**Requirement:** Count how many lines hold the word "plain" and give that number as the whole answer.

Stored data
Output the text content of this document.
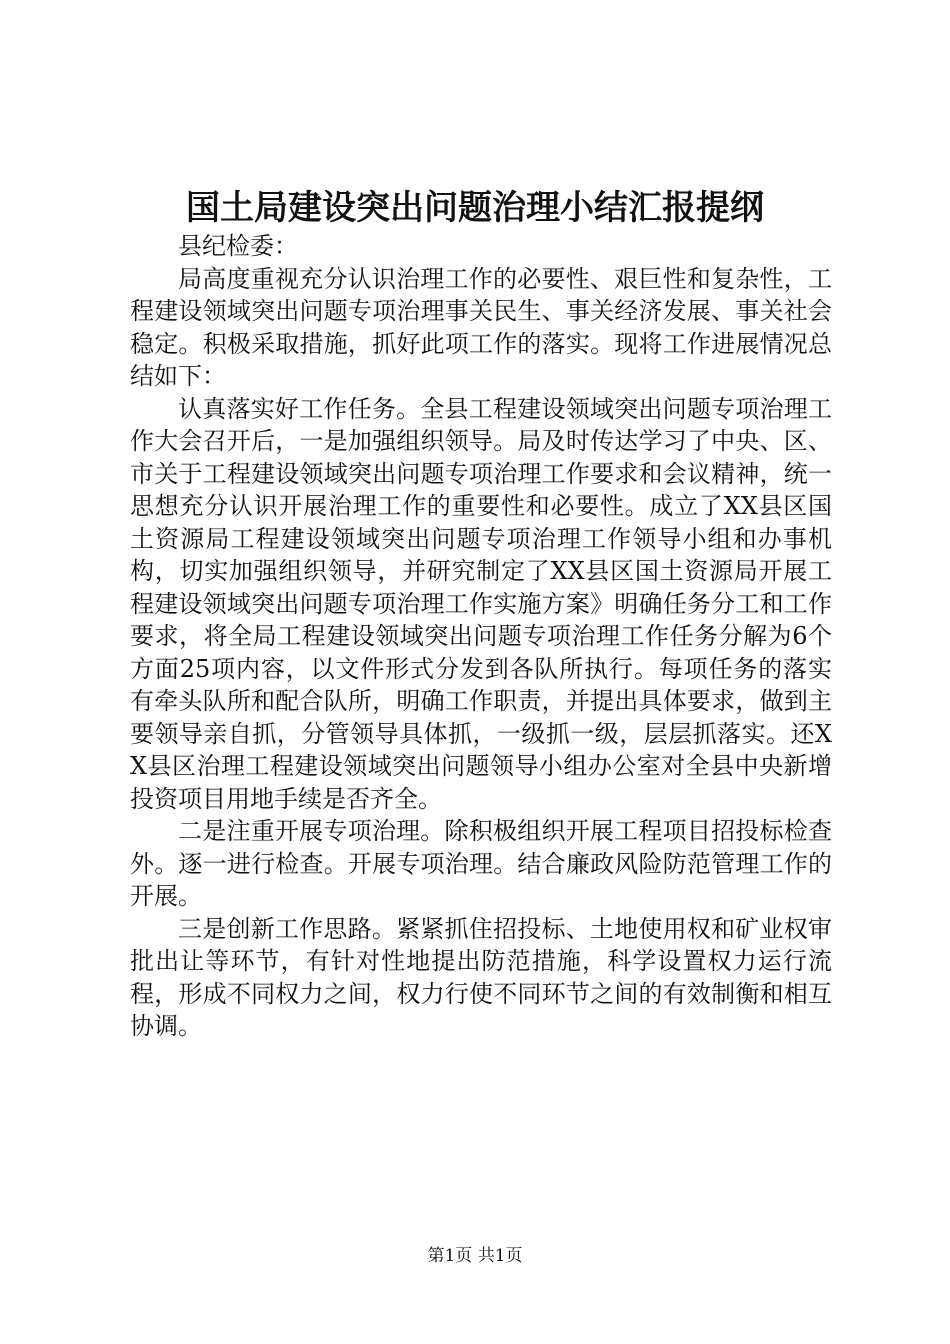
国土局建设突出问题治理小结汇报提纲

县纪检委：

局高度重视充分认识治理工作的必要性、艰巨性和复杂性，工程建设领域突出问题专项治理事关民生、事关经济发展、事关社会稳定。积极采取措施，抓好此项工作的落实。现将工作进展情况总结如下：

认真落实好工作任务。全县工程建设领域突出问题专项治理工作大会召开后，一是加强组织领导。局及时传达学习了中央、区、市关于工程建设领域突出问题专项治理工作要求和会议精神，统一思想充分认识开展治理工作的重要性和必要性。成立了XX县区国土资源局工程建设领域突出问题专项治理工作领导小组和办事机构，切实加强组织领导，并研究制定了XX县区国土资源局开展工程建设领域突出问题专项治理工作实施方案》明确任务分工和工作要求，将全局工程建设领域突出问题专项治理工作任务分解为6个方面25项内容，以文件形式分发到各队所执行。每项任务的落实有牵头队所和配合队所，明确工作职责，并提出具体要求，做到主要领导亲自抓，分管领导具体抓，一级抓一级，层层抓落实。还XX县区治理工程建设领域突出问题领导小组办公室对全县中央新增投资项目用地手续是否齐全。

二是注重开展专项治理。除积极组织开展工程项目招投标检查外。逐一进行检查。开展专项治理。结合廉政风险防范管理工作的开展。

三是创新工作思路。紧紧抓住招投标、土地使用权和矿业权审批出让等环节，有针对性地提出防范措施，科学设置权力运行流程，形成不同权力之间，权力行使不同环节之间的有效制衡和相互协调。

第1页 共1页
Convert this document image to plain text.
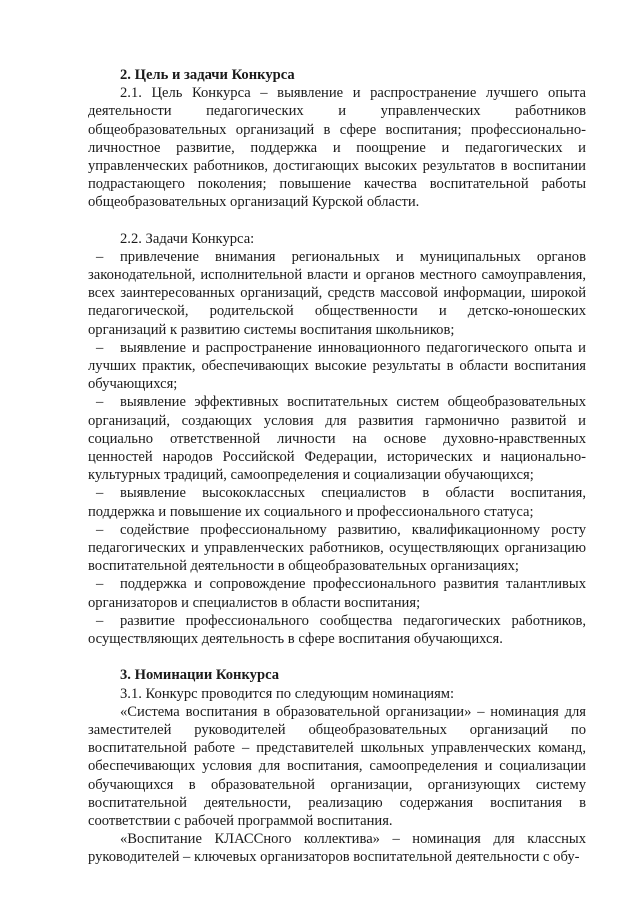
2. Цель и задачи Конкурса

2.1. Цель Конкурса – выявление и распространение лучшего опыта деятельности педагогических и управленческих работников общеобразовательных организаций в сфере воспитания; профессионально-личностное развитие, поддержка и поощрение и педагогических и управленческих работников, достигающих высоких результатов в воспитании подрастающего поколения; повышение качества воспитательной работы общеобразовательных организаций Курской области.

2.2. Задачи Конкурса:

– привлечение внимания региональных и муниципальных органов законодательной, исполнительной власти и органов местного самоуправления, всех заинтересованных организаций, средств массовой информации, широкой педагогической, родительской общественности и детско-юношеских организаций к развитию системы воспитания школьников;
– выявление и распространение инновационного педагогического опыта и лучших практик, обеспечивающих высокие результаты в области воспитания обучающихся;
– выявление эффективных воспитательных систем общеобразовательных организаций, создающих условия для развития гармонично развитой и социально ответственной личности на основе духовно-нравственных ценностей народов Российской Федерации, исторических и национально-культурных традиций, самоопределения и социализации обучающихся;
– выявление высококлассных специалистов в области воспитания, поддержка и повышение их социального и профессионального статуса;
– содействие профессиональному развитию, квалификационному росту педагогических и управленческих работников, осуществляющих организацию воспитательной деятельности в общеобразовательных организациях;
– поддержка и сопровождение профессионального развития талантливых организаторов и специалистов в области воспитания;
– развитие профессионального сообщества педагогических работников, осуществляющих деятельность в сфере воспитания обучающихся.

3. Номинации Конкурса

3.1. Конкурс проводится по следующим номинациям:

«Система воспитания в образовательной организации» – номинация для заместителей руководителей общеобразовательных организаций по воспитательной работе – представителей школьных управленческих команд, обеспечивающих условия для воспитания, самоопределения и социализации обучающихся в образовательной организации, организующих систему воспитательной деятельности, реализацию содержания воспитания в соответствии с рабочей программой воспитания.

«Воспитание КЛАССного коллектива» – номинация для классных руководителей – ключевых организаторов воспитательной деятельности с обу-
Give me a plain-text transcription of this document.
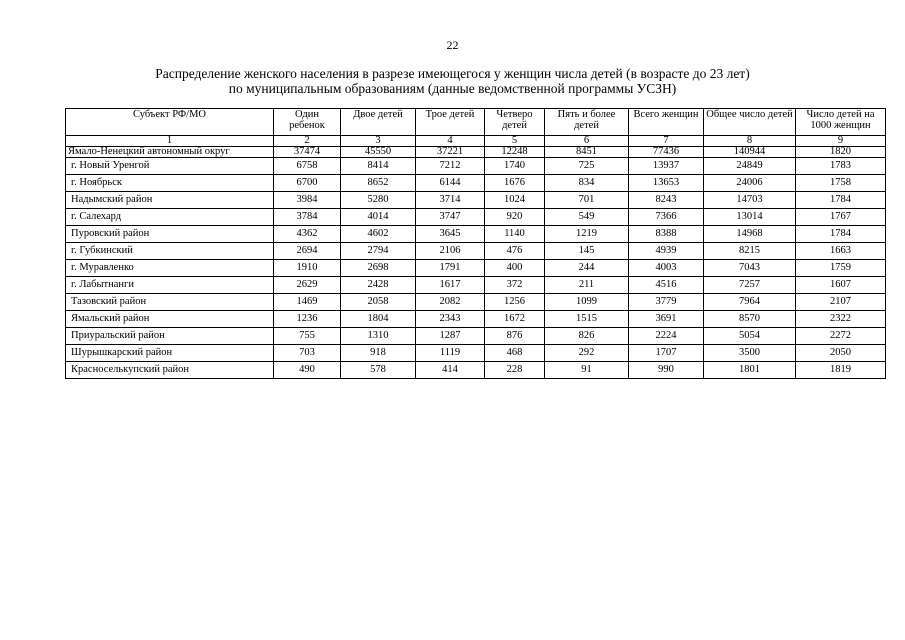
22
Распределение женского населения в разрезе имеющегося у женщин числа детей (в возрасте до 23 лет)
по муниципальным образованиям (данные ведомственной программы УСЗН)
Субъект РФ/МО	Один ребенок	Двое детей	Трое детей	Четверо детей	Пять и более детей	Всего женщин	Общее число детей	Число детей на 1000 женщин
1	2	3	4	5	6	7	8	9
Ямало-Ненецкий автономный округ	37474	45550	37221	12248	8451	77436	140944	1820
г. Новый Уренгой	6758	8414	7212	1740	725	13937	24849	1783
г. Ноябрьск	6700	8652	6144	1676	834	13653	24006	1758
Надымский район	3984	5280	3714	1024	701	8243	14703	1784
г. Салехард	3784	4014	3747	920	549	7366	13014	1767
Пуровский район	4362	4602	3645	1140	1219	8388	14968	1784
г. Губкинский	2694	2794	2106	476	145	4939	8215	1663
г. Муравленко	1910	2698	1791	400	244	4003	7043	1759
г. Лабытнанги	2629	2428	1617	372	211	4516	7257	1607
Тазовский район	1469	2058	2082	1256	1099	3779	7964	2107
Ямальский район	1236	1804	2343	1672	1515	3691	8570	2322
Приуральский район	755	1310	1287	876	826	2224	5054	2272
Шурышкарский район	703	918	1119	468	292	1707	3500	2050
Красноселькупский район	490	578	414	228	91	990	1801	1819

**Solution to this task:** 2